▶ [RECORD EXTRACTS]

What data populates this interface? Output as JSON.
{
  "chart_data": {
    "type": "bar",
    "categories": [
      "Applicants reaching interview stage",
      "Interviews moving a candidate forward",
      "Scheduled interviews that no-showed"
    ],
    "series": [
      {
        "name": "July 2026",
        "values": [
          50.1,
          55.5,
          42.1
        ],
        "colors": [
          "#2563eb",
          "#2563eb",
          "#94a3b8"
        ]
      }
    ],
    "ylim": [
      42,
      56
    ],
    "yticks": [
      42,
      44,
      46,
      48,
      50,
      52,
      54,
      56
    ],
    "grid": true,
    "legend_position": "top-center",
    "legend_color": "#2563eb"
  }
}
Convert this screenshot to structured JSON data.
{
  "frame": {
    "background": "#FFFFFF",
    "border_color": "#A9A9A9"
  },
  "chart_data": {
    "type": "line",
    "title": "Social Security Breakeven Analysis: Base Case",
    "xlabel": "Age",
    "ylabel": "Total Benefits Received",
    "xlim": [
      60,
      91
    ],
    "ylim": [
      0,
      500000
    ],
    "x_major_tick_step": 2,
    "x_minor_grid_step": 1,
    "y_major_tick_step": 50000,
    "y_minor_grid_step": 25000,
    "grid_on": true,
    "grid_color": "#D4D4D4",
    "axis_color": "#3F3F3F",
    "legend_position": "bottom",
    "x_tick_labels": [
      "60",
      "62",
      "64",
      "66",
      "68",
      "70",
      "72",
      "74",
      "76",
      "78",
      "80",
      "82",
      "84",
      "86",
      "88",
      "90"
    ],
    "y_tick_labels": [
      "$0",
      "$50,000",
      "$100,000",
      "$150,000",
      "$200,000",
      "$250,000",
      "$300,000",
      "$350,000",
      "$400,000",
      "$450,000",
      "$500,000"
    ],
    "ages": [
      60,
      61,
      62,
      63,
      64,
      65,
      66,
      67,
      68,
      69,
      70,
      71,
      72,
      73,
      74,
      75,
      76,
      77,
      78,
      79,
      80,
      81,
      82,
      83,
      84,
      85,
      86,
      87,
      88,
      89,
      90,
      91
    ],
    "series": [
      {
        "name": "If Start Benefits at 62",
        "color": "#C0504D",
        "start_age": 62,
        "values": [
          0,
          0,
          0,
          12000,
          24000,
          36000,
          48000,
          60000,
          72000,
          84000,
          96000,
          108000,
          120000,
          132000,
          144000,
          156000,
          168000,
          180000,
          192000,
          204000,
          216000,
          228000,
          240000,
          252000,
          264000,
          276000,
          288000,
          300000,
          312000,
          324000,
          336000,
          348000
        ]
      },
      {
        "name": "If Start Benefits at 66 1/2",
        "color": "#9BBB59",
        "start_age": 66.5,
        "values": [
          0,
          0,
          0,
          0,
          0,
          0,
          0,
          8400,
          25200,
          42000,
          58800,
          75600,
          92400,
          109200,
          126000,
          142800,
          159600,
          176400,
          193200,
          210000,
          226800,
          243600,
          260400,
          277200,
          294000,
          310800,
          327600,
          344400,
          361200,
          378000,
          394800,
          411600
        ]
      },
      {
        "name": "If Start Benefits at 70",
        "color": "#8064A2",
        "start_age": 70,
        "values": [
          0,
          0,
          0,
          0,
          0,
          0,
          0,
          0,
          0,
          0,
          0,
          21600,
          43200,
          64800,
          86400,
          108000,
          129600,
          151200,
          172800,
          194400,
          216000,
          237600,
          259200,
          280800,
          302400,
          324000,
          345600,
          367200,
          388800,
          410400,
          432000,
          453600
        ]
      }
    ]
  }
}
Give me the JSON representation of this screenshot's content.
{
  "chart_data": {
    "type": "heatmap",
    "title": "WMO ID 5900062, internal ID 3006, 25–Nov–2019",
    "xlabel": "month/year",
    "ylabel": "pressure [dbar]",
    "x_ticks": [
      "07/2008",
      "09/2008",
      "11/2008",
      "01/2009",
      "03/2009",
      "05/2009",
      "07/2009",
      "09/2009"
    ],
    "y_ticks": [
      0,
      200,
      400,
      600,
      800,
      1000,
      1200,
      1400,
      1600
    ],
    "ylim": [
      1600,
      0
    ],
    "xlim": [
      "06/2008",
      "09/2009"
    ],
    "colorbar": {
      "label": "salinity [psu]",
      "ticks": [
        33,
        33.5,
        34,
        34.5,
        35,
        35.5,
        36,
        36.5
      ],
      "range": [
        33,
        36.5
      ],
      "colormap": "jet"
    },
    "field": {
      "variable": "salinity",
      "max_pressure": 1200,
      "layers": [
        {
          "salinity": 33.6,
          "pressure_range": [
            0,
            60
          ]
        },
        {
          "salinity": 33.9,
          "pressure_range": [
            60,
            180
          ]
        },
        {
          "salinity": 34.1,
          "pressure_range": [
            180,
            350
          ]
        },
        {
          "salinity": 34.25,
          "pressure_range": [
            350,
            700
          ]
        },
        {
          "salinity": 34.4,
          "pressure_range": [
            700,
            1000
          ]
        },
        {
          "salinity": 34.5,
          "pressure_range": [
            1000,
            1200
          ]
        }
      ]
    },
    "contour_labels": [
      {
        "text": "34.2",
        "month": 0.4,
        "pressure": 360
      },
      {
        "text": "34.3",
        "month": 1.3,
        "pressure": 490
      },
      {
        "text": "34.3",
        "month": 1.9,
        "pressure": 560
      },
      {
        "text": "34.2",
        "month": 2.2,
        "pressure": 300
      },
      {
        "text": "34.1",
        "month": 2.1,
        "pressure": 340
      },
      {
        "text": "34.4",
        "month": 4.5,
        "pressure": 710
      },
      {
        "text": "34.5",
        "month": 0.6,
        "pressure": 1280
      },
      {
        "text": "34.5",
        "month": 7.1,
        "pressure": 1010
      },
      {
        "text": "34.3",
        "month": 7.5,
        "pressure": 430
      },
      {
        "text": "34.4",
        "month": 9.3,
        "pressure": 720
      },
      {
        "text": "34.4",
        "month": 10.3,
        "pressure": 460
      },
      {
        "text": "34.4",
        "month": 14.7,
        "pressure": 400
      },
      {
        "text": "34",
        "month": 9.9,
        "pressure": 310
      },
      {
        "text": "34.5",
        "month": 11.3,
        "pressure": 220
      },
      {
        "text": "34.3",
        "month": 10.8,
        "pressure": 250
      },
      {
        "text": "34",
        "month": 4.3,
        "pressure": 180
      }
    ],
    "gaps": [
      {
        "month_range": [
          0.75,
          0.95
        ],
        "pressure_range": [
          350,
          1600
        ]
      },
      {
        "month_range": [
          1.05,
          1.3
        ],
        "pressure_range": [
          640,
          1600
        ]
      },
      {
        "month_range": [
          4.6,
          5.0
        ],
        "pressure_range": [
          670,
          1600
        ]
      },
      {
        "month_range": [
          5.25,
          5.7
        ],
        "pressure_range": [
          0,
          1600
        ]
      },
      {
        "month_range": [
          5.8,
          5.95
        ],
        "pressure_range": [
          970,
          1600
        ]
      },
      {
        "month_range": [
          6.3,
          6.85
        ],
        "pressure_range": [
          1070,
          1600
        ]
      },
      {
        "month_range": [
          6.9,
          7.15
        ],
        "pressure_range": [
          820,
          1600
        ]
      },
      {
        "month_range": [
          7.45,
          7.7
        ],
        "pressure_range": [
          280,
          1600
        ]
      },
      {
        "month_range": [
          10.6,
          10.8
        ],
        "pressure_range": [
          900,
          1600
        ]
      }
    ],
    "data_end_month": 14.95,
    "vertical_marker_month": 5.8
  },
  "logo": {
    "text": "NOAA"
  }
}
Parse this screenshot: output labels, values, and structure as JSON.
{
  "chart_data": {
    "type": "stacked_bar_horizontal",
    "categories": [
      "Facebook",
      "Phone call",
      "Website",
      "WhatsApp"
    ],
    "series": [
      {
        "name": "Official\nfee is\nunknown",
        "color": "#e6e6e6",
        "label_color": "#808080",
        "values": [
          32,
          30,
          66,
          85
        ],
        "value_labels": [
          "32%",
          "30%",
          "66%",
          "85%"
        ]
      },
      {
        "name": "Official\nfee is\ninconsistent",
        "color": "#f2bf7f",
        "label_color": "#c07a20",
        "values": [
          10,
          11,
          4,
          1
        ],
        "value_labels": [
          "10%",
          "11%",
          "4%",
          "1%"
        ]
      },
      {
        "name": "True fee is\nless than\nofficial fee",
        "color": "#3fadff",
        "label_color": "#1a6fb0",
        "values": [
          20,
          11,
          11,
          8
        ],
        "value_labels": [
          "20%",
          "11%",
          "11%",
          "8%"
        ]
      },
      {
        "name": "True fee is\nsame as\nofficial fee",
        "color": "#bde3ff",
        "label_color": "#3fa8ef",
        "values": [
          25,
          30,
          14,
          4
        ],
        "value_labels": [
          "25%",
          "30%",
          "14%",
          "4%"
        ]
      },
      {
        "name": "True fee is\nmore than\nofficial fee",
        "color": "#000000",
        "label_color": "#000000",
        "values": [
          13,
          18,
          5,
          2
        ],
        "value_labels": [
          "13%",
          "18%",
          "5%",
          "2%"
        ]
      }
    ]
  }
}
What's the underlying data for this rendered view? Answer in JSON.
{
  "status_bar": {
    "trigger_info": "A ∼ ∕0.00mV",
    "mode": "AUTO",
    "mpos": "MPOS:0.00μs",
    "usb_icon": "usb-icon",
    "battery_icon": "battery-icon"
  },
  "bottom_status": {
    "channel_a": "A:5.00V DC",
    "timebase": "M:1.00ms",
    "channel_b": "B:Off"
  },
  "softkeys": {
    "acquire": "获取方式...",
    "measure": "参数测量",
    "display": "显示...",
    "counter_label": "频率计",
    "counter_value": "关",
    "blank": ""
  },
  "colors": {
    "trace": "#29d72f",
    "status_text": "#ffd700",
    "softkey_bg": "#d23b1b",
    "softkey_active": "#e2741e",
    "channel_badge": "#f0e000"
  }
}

▶ [THE TASK]
Identify the lines above that contain the word "nofficial", then copy them.

▶ [EXERCISE RESPONSE]
        "name": "True fee is\nless than\nofficial fee",
        "name": "True fee is\nsame as\nofficial fee",
        "name": "True fee is\nmore than\nofficial fee",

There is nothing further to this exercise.